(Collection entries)
* * *

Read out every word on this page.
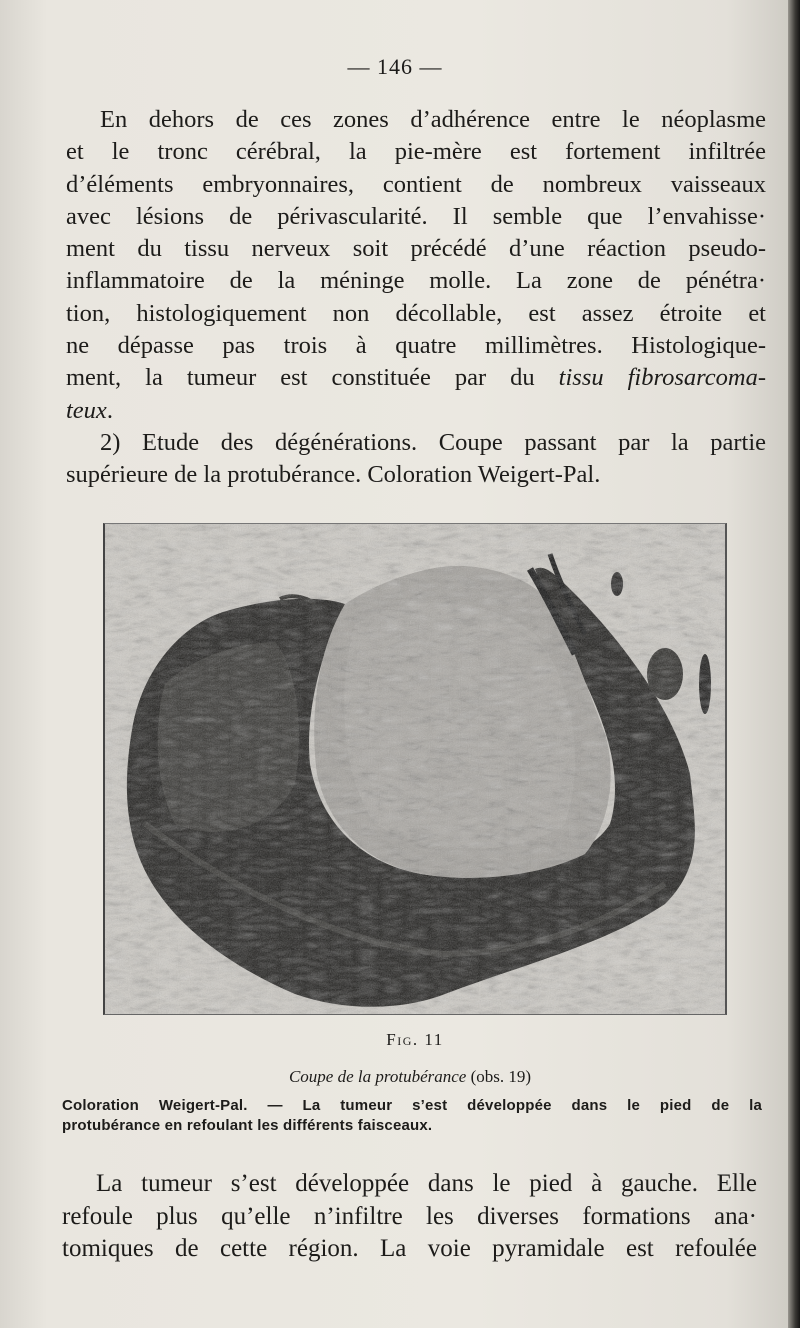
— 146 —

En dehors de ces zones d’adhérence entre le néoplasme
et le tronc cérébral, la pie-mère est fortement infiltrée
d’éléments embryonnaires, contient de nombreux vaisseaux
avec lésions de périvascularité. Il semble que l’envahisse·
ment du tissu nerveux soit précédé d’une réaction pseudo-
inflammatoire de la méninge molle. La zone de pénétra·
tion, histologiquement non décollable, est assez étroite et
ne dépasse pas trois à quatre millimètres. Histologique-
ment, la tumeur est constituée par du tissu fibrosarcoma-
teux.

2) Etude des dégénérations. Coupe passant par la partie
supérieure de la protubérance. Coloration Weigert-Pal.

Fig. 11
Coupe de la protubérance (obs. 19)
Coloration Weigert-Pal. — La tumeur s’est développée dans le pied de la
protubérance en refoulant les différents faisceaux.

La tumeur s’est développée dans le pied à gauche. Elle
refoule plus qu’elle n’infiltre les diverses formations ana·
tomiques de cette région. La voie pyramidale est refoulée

* * *

Challenge :: Pick out and copy the lines of the material that include the word "Coupe".

Result for this task ::
2) Etude des dégénérations. Coupe passant par la partie
Coupe de la protubérance (obs. 19)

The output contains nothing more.